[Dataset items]
◆ ◆ ◆ ◆ ◆ ◆ ◆
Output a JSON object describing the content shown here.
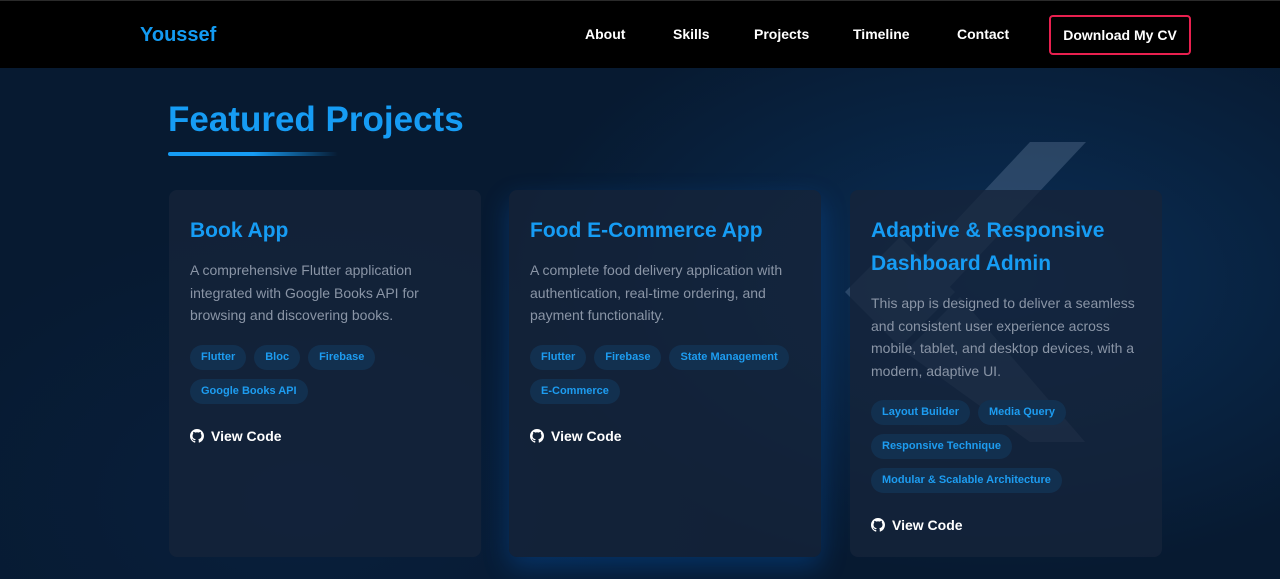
{
  "navbar": {
    "brand": "Youssef",
    "links": [
      {
        "label": "About"
      },
      {
        "label": "Skills"
      },
      {
        "label": "Projects"
      },
      {
        "label": "Timeline"
      },
      {
        "label": "Contact"
      }
    ],
    "cv_button": "Download My CV",
    "accent_color": "#139bf2",
    "cv_border_color": "#e8204f"
  },
  "section": {
    "title": "Featured Projects"
  },
  "projects": [
    {
      "title": "Book App",
      "description": "A comprehensive Flutter application integrated with Google Books API for browsing and discovering books.",
      "tags": [
        "Flutter",
        "Bloc",
        "Firebase",
        "Google Books API"
      ],
      "link_label": "View Code",
      "icon": "github-icon"
    },
    {
      "title": "Food E-Commerce App",
      "description": "A complete food delivery application with authentication, real-time ordering, and payment functionality.",
      "tags": [
        "Flutter",
        "Firebase",
        "State Management",
        "E-Commerce"
      ],
      "link_label": "View Code",
      "icon": "github-icon"
    },
    {
      "title": "Adaptive & Responsive Dashboard Admin",
      "description": "This app is designed to deliver a seamless and consistent user experience across mobile, tablet, and desktop devices, with a modern, adaptive UI.",
      "tags": [
        "Layout Builder",
        "Media Query",
        "Responsive Technique",
        "Modular & Scalable Architecture"
      ],
      "link_label": "View Code",
      "icon": "github-icon"
    }
  ]
}
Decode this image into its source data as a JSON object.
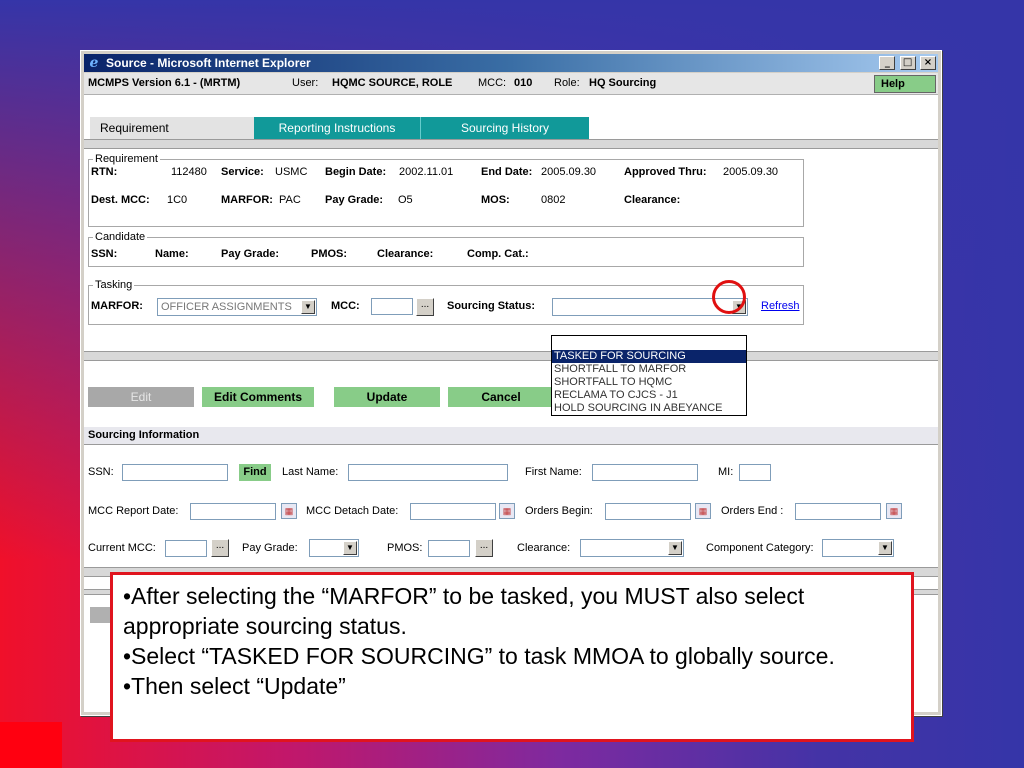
{
  "window": {
    "title": "Source - Microsoft Internet Explorer",
    "min_glyph": "_",
    "max_glyph": "□",
    "close_glyph": "×"
  },
  "header": {
    "app_version": "MCMPS Version 6.1 - (MRTM)",
    "user_label": "User:",
    "user_value": "HQMC SOURCE, ROLE",
    "mcc_label": "MCC:",
    "mcc_value": "010",
    "role_label": "Role:",
    "role_value": "HQ Sourcing",
    "help_label": "Help"
  },
  "tabs": [
    {
      "label": "Requirement",
      "active": true
    },
    {
      "label": "Reporting Instructions",
      "active": false
    },
    {
      "label": "Sourcing History",
      "active": false
    }
  ],
  "requirement": {
    "legend": "Requirement",
    "rtn_label": "RTN:",
    "rtn_value": "112480",
    "service_label": "Service:",
    "service_value": "USMC",
    "begin_label": "Begin Date:",
    "begin_value": "2002.11.01",
    "end_label": "End Date:",
    "end_value": "2005.09.30",
    "approved_label": "Approved Thru:",
    "approved_value": "2005.09.30",
    "dest_label": "Dest. MCC:",
    "dest_value": "1C0",
    "marfor_label": "MARFOR:",
    "marfor_value": "PAC",
    "paygrade_label": "Pay Grade:",
    "paygrade_value": "O5",
    "mos_label": "MOS:",
    "mos_value": "0802",
    "clearance_label": "Clearance:"
  },
  "candidate": {
    "legend": "Candidate",
    "ssn_label": "SSN:",
    "name_label": "Name:",
    "paygrade_label": "Pay Grade:",
    "pmos_label": "PMOS:",
    "clearance_label": "Clearance:",
    "compcat_label": "Comp. Cat.:"
  },
  "tasking": {
    "legend": "Tasking",
    "marfor_label": "MARFOR:",
    "marfor_value": "OFFICER ASSIGNMENTS",
    "mcc_label": "MCC:",
    "ellipsis": "...",
    "sourcing_status_label": "Sourcing Status:",
    "refresh_label": "Refresh",
    "arrow_glyph": "▼"
  },
  "status_options": [
    {
      "label": ""
    },
    {
      "label": "TASKED FOR SOURCING"
    },
    {
      "label": "SHORTFALL TO MARFOR"
    },
    {
      "label": "SHORTFALL TO HQMC"
    },
    {
      "label": "RECLAMA TO CJCS - J1"
    },
    {
      "label": "HOLD SOURCING IN ABEYANCE"
    }
  ],
  "selected_status_index": 1,
  "actions": {
    "edit": "Edit",
    "edit_comments": "Edit Comments",
    "update": "Update",
    "cancel": "Cancel"
  },
  "sourcing": {
    "title": "Sourcing Information",
    "ssn_label": "SSN:",
    "find_label": "Find",
    "last_name_label": "Last Name:",
    "first_name_label": "First Name:",
    "mi_label": "MI:",
    "mcc_report_label": "MCC Report Date:",
    "mcc_detach_label": "MCC Detach Date:",
    "orders_begin_label": "Orders Begin:",
    "orders_end_label": "Orders End :",
    "current_mcc_label": "Current MCC:",
    "pay_grade_label": "Pay Grade:",
    "pmos_label": "PMOS:",
    "clearance_label": "Clearance:",
    "component_label": "Component Category:",
    "ellipsis": "...",
    "arrow_glyph": "▼",
    "cal_glyph": "▦"
  },
  "instructions": [
    "•After selecting the “MARFOR” to be tasked, you MUST also select appropriate sourcing status.",
    "•Select “TASKED FOR SOURCING” to task MMOA to globally source.",
    "•Then select “Update”"
  ],
  "colors": {
    "action_green": "#88cc88",
    "tab_teal": "#119999",
    "highlight_red": "#e01010",
    "selection_navy": "#0a246a"
  }
}
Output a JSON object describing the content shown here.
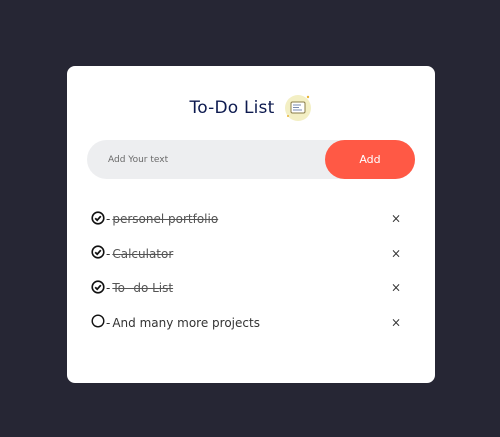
◆ ◆ ◆ ◆ ◆ ◆ ◆
▸ What is required:
Your task is to transcribe all of the records precisely, with no images included.

▸ Exercise response:
Output a JSON object describing the content shown here.
{
  "navbar": {
    "brand": "Youssef",
    "links": [
      {
        "label": "About"
      },
      {
        "label": "Skills"
      },
      {
        "label": "Projects"
      },
      {
        "label": "Timeline"
      },
      {
        "label": "Contact"
      }
    ],
    "cv_button": "Download My CV",
    "accent_color": "#139bf2",
    "cv_border_color": "#e8204f"
  },
  "section": {
    "title": "Featured Projects"
  },
  "projects": [
    {
      "title": "Book App",
      "description": "A comprehensive Flutter application integrated with Google Books API for browsing and discovering books.",
      "tags": [
        "Flutter",
        "Bloc",
        "Firebase",
        "Google Books API"
      ],
      "link_label": "View Code",
      "icon": "github-icon"
    },
    {
      "title": "Food E-Commerce App",
      "description": "A complete food delivery application with authentication, real-time ordering, and payment functionality.",
      "tags": [
        "Flutter",
        "Firebase",
        "State Management",
        "E-Commerce"
      ],
      "link_label": "View Code",
      "icon": "github-icon"
    },
    {
      "title": "Adaptive & Responsive Dashboard Admin",
      "description": "This app is designed to deliver a seamless and consistent user experience across mobile, tablet, and desktop devices, with a modern, adaptive UI.",
      "tags": [
        "Layout Builder",
        "Media Query",
        "Responsive Technique",
        "Modular & Scalable Architecture"
      ],
      "link_label": "View Code",
      "icon": "github-icon"
    }
  ]
}
Decode this image into its source data as a JSON object.
{
  "window": {
    "title": "Source - Microsoft Internet Explorer",
    "min_glyph": "_",
    "max_glyph": "□",
    "close_glyph": "×"
  },
  "header": {
    "app_version": "MCMPS Version 6.1 - (MRTM)",
    "user_label": "User:",
    "user_value": "HQMC SOURCE, ROLE",
    "mcc_label": "MCC:",
    "mcc_value": "010",
    "role_label": "Role:",
    "role_value": "HQ Sourcing",
    "help_label": "Help"
  },
  "tabs": [
    {
      "label": "Requirement",
      "active": true
    },
    {
      "label": "Reporting Instructions",
      "active": false
    },
    {
      "label": "Sourcing History",
      "active": false
    }
  ],
  "requirement": {
    "legend": "Requirement",
    "rtn_label": "RTN:",
    "rtn_value": "112480",
    "service_label": "Service:",
    "service_value": "USMC",
    "begin_label": "Begin Date:",
    "begin_value": "2002.11.01",
    "end_label": "End Date:",
    "end_value": "2005.09.30",
    "approved_label": "Approved Thru:",
    "approved_value": "2005.09.30",
    "dest_label": "Dest. MCC:",
    "dest_value": "1C0",
    "marfor_label": "MARFOR:",
    "marfor_value": "PAC",
    "paygrade_label": "Pay Grade:",
    "paygrade_value": "O5",
    "mos_label": "MOS:",
    "mos_value": "0802",
    "clearance_label": "Clearance:"
  },
  "candidate": {
    "legend": "Candidate",
    "ssn_label": "SSN:",
    "name_label": "Name:",
    "paygrade_label": "Pay Grade:",
    "pmos_label": "PMOS:",
    "clearance_label": "Clearance:",
    "compcat_label": "Comp. Cat.:"
  },
  "tasking": {
    "legend": "Tasking",
    "marfor_label": "MARFOR:",
    "marfor_value": "OFFICER ASSIGNMENTS",
    "mcc_label": "MCC:",
    "ellipsis": "...",
    "sourcing_status_label": "Sourcing Status:",
    "refresh_label": "Refresh",
    "arrow_glyph": "▼"
  },
  "status_options": [
    {
      "label": ""
    },
    {
      "label": "TASKED FOR SOURCING"
    },
    {
      "label": "SHORTFALL TO MARFOR"
    },
    {
      "label": "SHORTFALL TO HQMC"
    },
    {
      "label": "RECLAMA TO CJCS - J1"
    },
    {
      "label": "HOLD SOURCING IN ABEYANCE"
    }
  ],
  "selected_status_index": 1,
  "actions": {
    "edit": "Edit",
    "edit_comments": "Edit Comments",
    "update": "Update",
    "cancel": "Cancel"
  },
  "sourcing": {
    "title": "Sourcing Information",
    "ssn_label": "SSN:",
    "find_label": "Find",
    "last_name_label": "Last Name:",
    "first_name_label": "First Name:",
    "mi_label": "MI:",
    "mcc_report_label": "MCC Report Date:",
    "mcc_detach_label": "MCC Detach Date:",
    "orders_begin_label": "Orders Begin:",
    "orders_end_label": "Orders End :",
    "current_mcc_label": "Current MCC:",
    "pay_grade_label": "Pay Grade:",
    "pmos_label": "PMOS:",
    "clearance_label": "Clearance:",
    "component_label": "Component Category:",
    "ellipsis": "...",
    "arrow_glyph": "▼",
    "cal_glyph": "▦"
  },
  "instructions": [
    "•After selecting the “MARFOR” to be tasked, you MUST also select appropriate sourcing status.",
    "•Select “TASKED FOR SOURCING” to task MMOA to globally source.",
    "•Then select “Update”"
  ],
  "colors": {
    "action_green": "#88cc88",
    "tab_teal": "#119999",
    "highlight_red": "#e01010",
    "selection_navy": "#0a246a"
  }
}
Output a JSON object describing the content shown here.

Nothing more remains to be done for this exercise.